## Short problem
The entries are to be returned exactly, with images left out.

▼▼▼

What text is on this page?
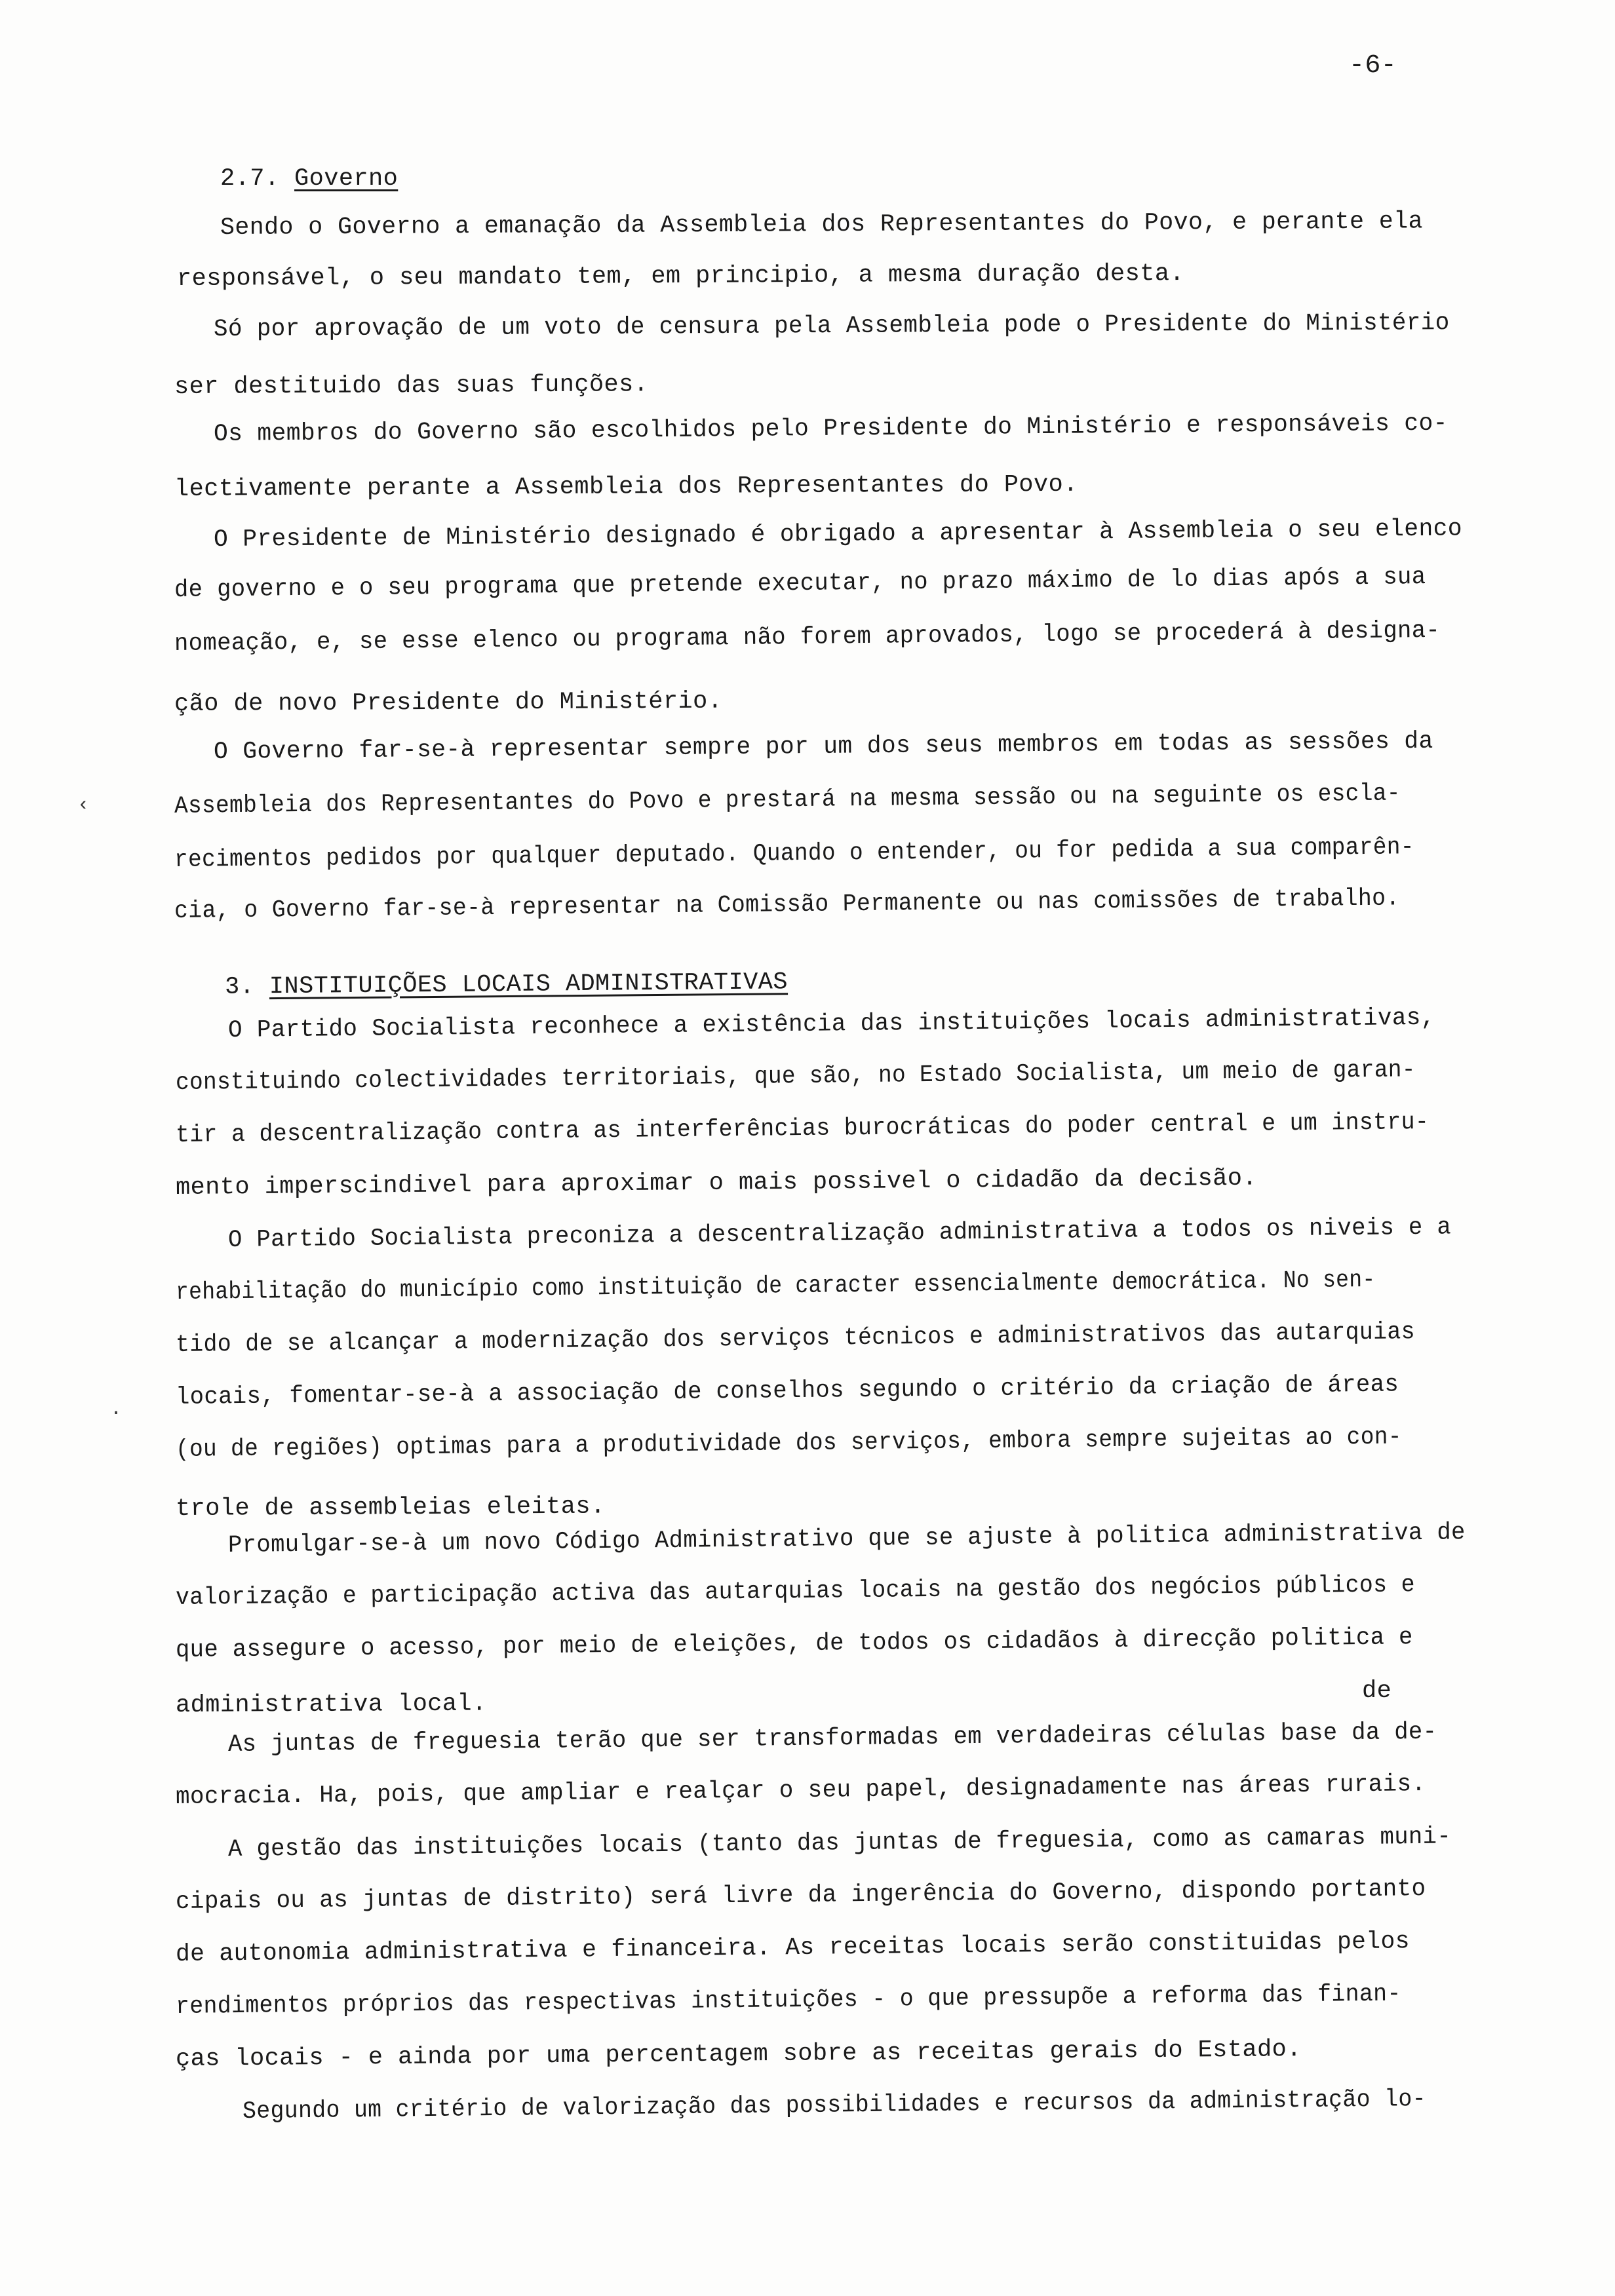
-6-
2.7. Governo
Sendo o Governo a emanação da Assembleia dos Representantes do Povo, e perante ela
responsável, o seu mandato tem, em principio, a mesma duração desta.
Só por aprovação de um voto de censura pela Assembleia pode o Presidente do Ministério
ser destituido das suas funções.
Os membros do Governo são escolhidos pelo Presidente do Ministério e responsáveis co-
lectivamente perante a Assembleia dos Representantes do Povo.
O Presidente de Ministério designado é obrigado a apresentar à Assembleia o seu elenco
de governo e o seu programa que pretende executar, no prazo máximo de lo dias após a sua
nomeação, e, se esse elenco ou programa não forem aprovados, logo se procederá à designa-
ção de novo Presidente do Ministério.
O Governo far-se-à representar sempre por um dos seus membros em todas as sessões da
Assembleia dos Representantes do Povo e prestará na mesma sessão ou na seguinte os escla-
recimentos pedidos por qualquer deputado. Quando o entender, ou for pedida a sua comparên-
cia, o Governo far-se-à representar na Comissão Permanente ou nas comissões de trabalho.
3. INSTITUIÇÕES LOCAIS ADMINISTRATIVAS
O Partido Socialista reconhece a existência das instituições locais administrativas,
constituindo colectividades territoriais, que são, no Estado Socialista, um meio de garan-
tir a descentralização contra as interferências burocráticas do poder central e um instru-
mento imperscindivel para aproximar o mais possivel o cidadão da decisão.
O Partido Socialista preconiza a descentralização administrativa a todos os niveis e a
rehabilitação do município como instituição de caracter essencialmente democrática. No sen-
tido de se alcançar a modernização dos serviços técnicos e administrativos das autarquias
locais, fomentar-se-à a associação de conselhos segundo o critério da criação de áreas
(ou de regiões) optimas para a produtividade dos serviços, embora sempre sujeitas ao con-
trole de assembleias eleitas.
Promulgar-se-à um novo Código Administrativo que se ajuste à politica administrativa de
valorização e participação activa das autarquias locais na gestão dos negócios públicos e
que assegure o acesso, por meio de eleições, de todos os cidadãos à direcção politica e
administrativa local.	de
As juntas de freguesia terão que ser transformadas em verdadeiras células base da de-
mocracia. Ha, pois, que ampliar e realçar o seu papel, designadamente nas áreas rurais.
A gestão das instituições locais (tanto das juntas de freguesia, como as camaras muni-
cipais ou as juntas de distrito) será livre da ingerência do Governo, dispondo portanto
de autonomia administrativa e financeira. As receitas locais serão constituidas pelos
rendimentos próprios das respectivas instituições - o que pressupõe a reforma das finan-
ças locais - e ainda por uma percentagem sobre as receitas gerais do Estado.
Segundo um critério de valorização das possibilidades e recursos da administração lo-
‹
·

▲▲▲

## Expected answer
What text is on this page?
-6-
2.7. Governo
Sendo o Governo a emanação da Assembleia dos Representantes do Povo, e perante ela
responsável, o seu mandato tem, em principio, a mesma duração desta.
Só por aprovação de um voto de censura pela Assembleia pode o Presidente do Ministério
ser destituido das suas funções.
Os membros do Governo são escolhidos pelo Presidente do Ministério e responsáveis co-
lectivamente perante a Assembleia dos Representantes do Povo.
O Presidente de Ministério designado é obrigado a apresentar à Assembleia o seu elenco
de governo e o seu programa que pretende executar, no prazo máximo de lo dias após a sua
nomeação, e, se esse elenco ou programa não forem aprovados, logo se procederá à designa-
ção de novo Presidente do Ministério.
O Governo far-se-à representar sempre por um dos seus membros em todas as sessões da
Assembleia dos Representantes do Povo e prestará na mesma sessão ou na seguinte os escla-
recimentos pedidos por qualquer deputado. Quando o entender, ou for pedida a sua comparên-
cia, o Governo far-se-à representar na Comissão Permanente ou nas comissões de trabalho.
3. INSTITUIÇÕES LOCAIS ADMINISTRATIVAS
O Partido Socialista reconhece a existência das instituições locais administrativas,
constituindo colectividades territoriais, que são, no Estado Socialista, um meio de garan-
tir a descentralização contra as interferências burocráticas do poder central e um instru-
mento imperscindivel para aproximar o mais possivel o cidadão da decisão.
O Partido Socialista preconiza a descentralização administrativa a todos os niveis e a
rehabilitação do município como instituição de caracter essencialmente democrática. No sen-
tido de se alcançar a modernização dos serviços técnicos e administrativos das autarquias
locais, fomentar-se-à a associação de conselhos segundo o critério da criação de áreas
(ou de regiões) optimas para a produtividade dos serviços, embora sempre sujeitas ao con-
trole de assembleias eleitas.
Promulgar-se-à um novo Código Administrativo que se ajuste à politica administrativa de
valorização e participação activa das autarquias locais na gestão dos negócios públicos e
que assegure o acesso, por meio de eleições, de todos os cidadãos à direcção politica e
administrativa local.	de
As juntas de freguesia terão que ser transformadas em verdadeiras células base da de-
mocracia. Ha, pois, que ampliar e realçar o seu papel, designadamente nas áreas rurais.
A gestão das instituições locais (tanto das juntas de freguesia, como as camaras muni-
cipais ou as juntas de distrito) será livre da ingerência do Governo, dispondo portanto
de autonomia administrativa e financeira. As receitas locais serão constituidas pelos
rendimentos próprios das respectivas instituições - o que pressupõe a reforma das finan-
ças locais - e ainda por uma percentagem sobre as receitas gerais do Estado.
Segundo um critério de valorização das possibilidades e recursos da administração lo-
‹
·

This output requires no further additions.